··· Task inputs

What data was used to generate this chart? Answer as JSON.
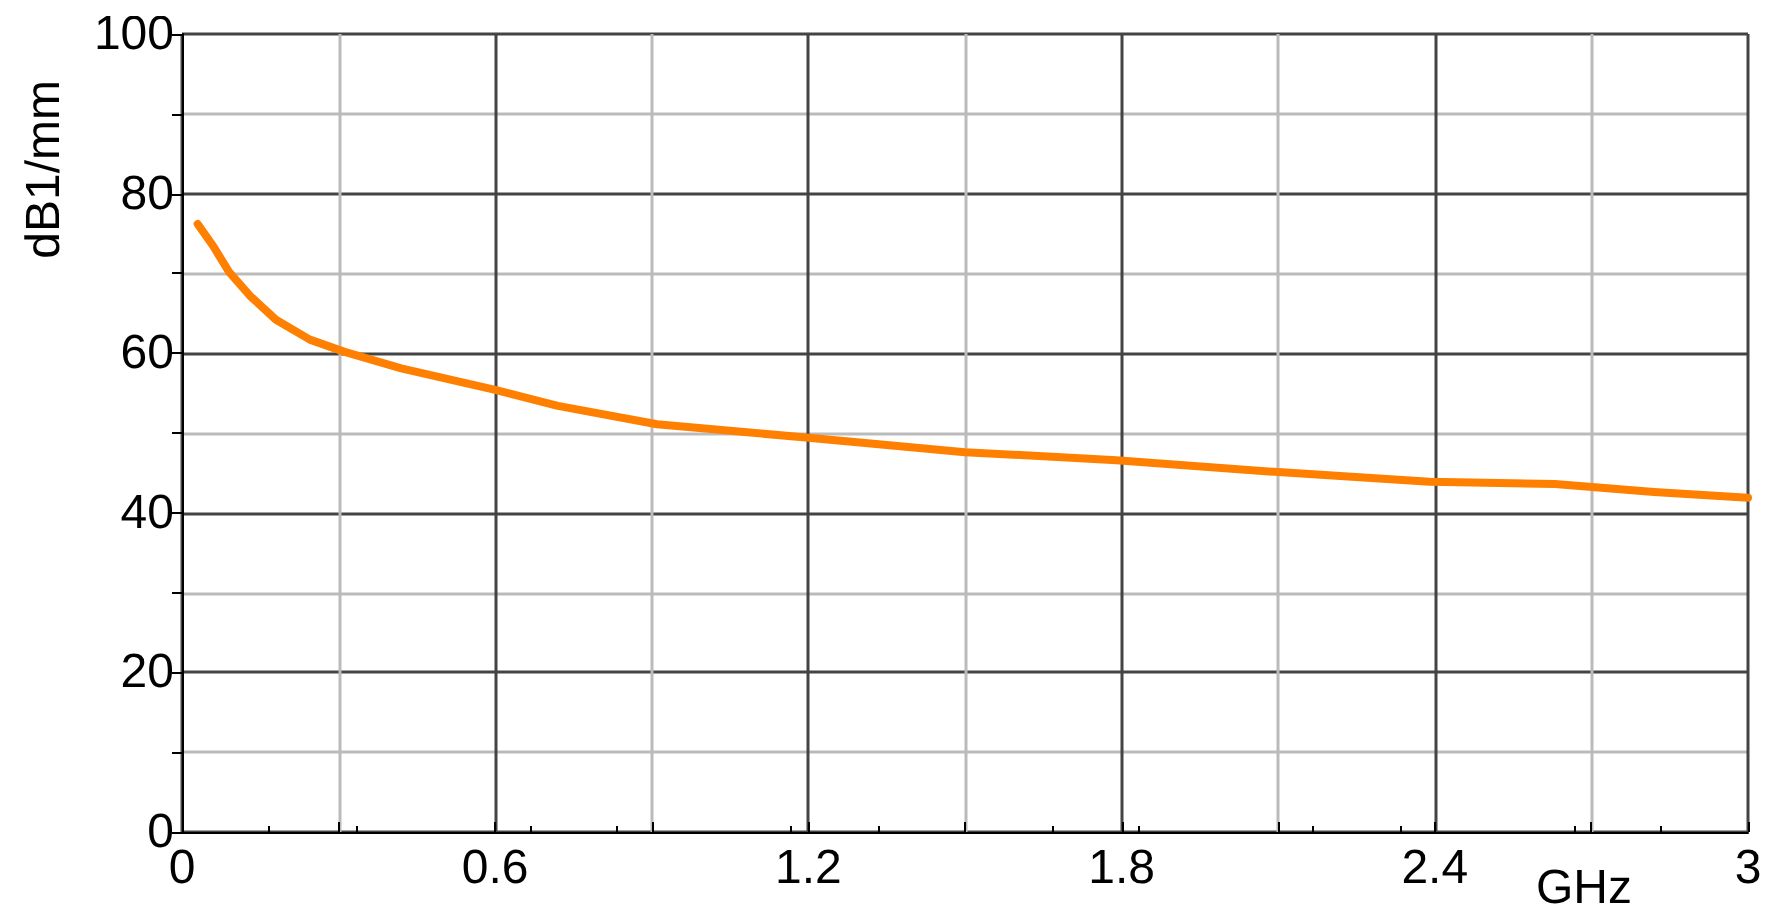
{
  "chart_data": {
    "type": "line",
    "xlabel": "GHz",
    "ylabel": "dB1/mm",
    "x": [
      0.03,
      0.06,
      0.09,
      0.13,
      0.18,
      0.245,
      0.31,
      0.42,
      0.6,
      0.72,
      0.91,
      1.2,
      1.5,
      1.79,
      2.1,
      2.39,
      2.63,
      2.82,
      3.0
    ],
    "series": [
      {
        "color": "#ff7f00",
        "values": [
          76.2,
          73.4,
          70.2,
          67.2,
          64.2,
          61.7,
          60.2,
          58.1,
          55.4,
          53.4,
          51.1,
          49.4,
          47.6,
          46.6,
          45.1,
          43.9,
          43.6,
          42.6,
          41.9
        ]
      }
    ],
    "xlim": [
      0,
      3
    ],
    "ylim": [
      0,
      100
    ],
    "xticks": [
      0,
      {
        "value": 0.3,
        "label": null
      },
      0.6,
      {
        "value": 0.9,
        "label": null
      },
      1.2,
      {
        "value": 1.5,
        "label": null
      },
      1.8,
      {
        "value": 2.1,
        "label": null
      },
      2.4,
      {
        "value": 2.7,
        "label": null
      },
      3
    ],
    "yticks": [
      0,
      {
        "value": 10,
        "label": null
      },
      20,
      {
        "value": 30,
        "label": null
      },
      40,
      {
        "value": 50,
        "label": null
      },
      60,
      {
        "value": 70,
        "label": null
      },
      80,
      {
        "value": 90,
        "label": null
      },
      100
    ],
    "grid": true,
    "marker": "none",
    "line_style": "solid"
  }
}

······

Exercise brief. Restate each entry word for word, leaving out any pictures.

Reply.
What data was used to generate this chart? Answer as JSON.
{
  "chart_data": {
    "type": "line",
    "xlabel": "GHz",
    "ylabel": "dB1/mm",
    "x": [
      0.03,
      0.06,
      0.09,
      0.13,
      0.18,
      0.245,
      0.31,
      0.42,
      0.6,
      0.72,
      0.91,
      1.2,
      1.5,
      1.79,
      2.1,
      2.39,
      2.63,
      2.82,
      3.0
    ],
    "series": [
      {
        "color": "#ff7f00",
        "values": [
          76.2,
          73.4,
          70.2,
          67.2,
          64.2,
          61.7,
          60.2,
          58.1,
          55.4,
          53.4,
          51.1,
          49.4,
          47.6,
          46.6,
          45.1,
          43.9,
          43.6,
          42.6,
          41.9
        ]
      }
    ],
    "xlim": [
      0,
      3
    ],
    "ylim": [
      0,
      100
    ],
    "xticks": [
      0,
      {
        "value": 0.3,
        "label": null
      },
      0.6,
      {
        "value": 0.9,
        "label": null
      },
      1.2,
      {
        "value": 1.5,
        "label": null
      },
      1.8,
      {
        "value": 2.1,
        "label": null
      },
      2.4,
      {
        "value": 2.7,
        "label": null
      },
      3
    ],
    "yticks": [
      0,
      {
        "value": 10,
        "label": null
      },
      20,
      {
        "value": 30,
        "label": null
      },
      40,
      {
        "value": 50,
        "label": null
      },
      60,
      {
        "value": 70,
        "label": null
      },
      80,
      {
        "value": 90,
        "label": null
      },
      100
    ],
    "grid": true,
    "marker": "none",
    "line_style": "solid"
  }
}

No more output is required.